- **Exercise objective**
Locate every line in the material below that has the word "this". Copy each of those lines.

- **Supplied material**
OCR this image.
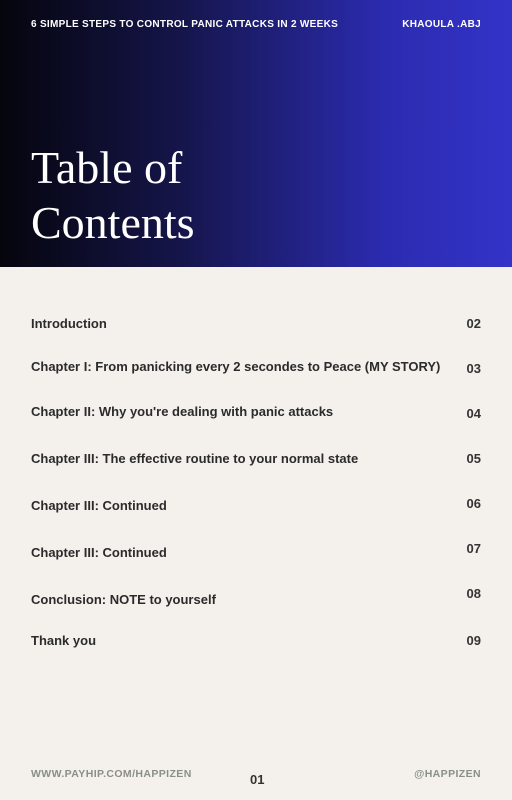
6 SIMPLE STEPS TO CONTROL PANIC ATTACKS IN 2 WEEKS	KHAOULA .ABJ
Table of
Contents
Introduction	02
Chapter I: From panicking every 2 secondes to Peace (MY STORY) 03
Chapter II: Why you're dealing with panic attacks	04
Chapter III: The effective routine to your normal state	05
Chapter III: Continued	06
Chapter III: Continued	07
Conclusion: NOTE to yourself	08
Thank you	09
WWW.PAYHIP.COM/HAPPIZEN	01	@HAPPIZEN
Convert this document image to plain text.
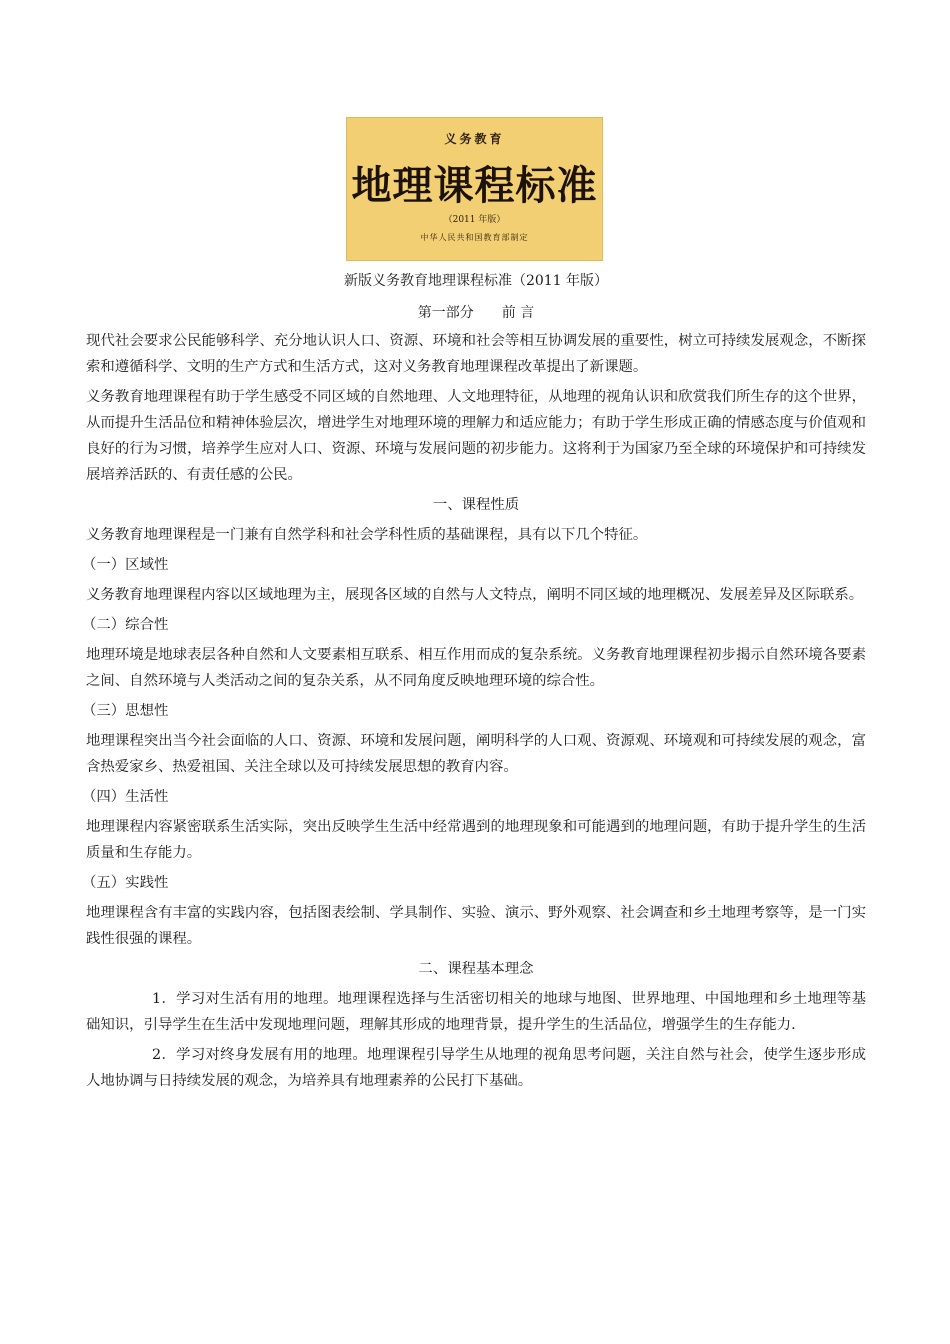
义务教育
地理课程标准
（2011 年版）
中华人民共和国教育部制定
新版义务教育地理课程标准（2011 年版）
第一部分　　前 言

现代社会要求公民能够科学、充分地认识人口、资源、环境和社会等相互协调发展的重要性，树立可持续发展观念，不断探索和遵循科学、文明的生产方式和生活方式，这对义务教育地理课程改革提出了新课题。

义务教育地理课程有助于学生感受不同区域的自然地理、人文地理特征，从地理的视角认识和欣赏我们所生存的这个世界，从而提升生活品位和精神体验层次，增进学生对地理环境的理解力和适应能力；有助于学生形成正确的情感态度与价值观和良好的行为习惯，培养学生应对人口、资源、环境与发展问题的初步能力。这将利于为国家乃至全球的环境保护和可持续发展培养活跃的、有责任感的公民。

一、课程性质

义务教育地理课程是一门兼有自然学科和社会学科性质的基础课程，具有以下几个特征。

（一）区域性

义务教育地理课程内容以区域地理为主，展现各区域的自然与人文特点，阐明不同区域的地理概况、发展差异及区际联系。

（二）综合性

地理环境是地球表层各种自然和人文要素相互联系、相互作用而成的复杂系统。义务教育地理课程初步揭示自然环境各要素之间、自然环境与人类活动之间的复杂关系，从不同角度反映地理环境的综合性。

（三）思想性

地理课程突出当今社会面临的人口、资源、环境和发展问题，阐明科学的人口观、资源观、环境观和可持续发展的观念，富含热爱家乡、热爱祖国、关注全球以及可持续发展思想的教育内容。

（四）生活性

地理课程内容紧密联系生活实际，突出反映学生生活中经常遇到的地理现象和可能遇到的地理问题，有助于提升学生的生活质量和生存能力。

（五）实践性

地理课程含有丰富的实践内容，包括图表绘制、学具制作、实验、演示、野外观察、社会调查和乡土地理考察等，是一门实践性很强的课程。

二、课程基本理念

1．学习对生活有用的地理。地理课程选择与生活密切相关的地球与地图、世界地理、中国地理和乡土地理等基础知识，引导学生在生活中发现地理问题，理解其形成的地理背景，提升学生的生活品位，增强学生的生存能力.

2．学习对终身发展有用的地理。地理课程引导学生从地理的视角思考问题，关注自然与社会，使学生逐步形成人地协调与日持续发展的观念，为培养具有地理素养的公民打下基础。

- **Response**
OCR this image.
Convert this document image to plain text.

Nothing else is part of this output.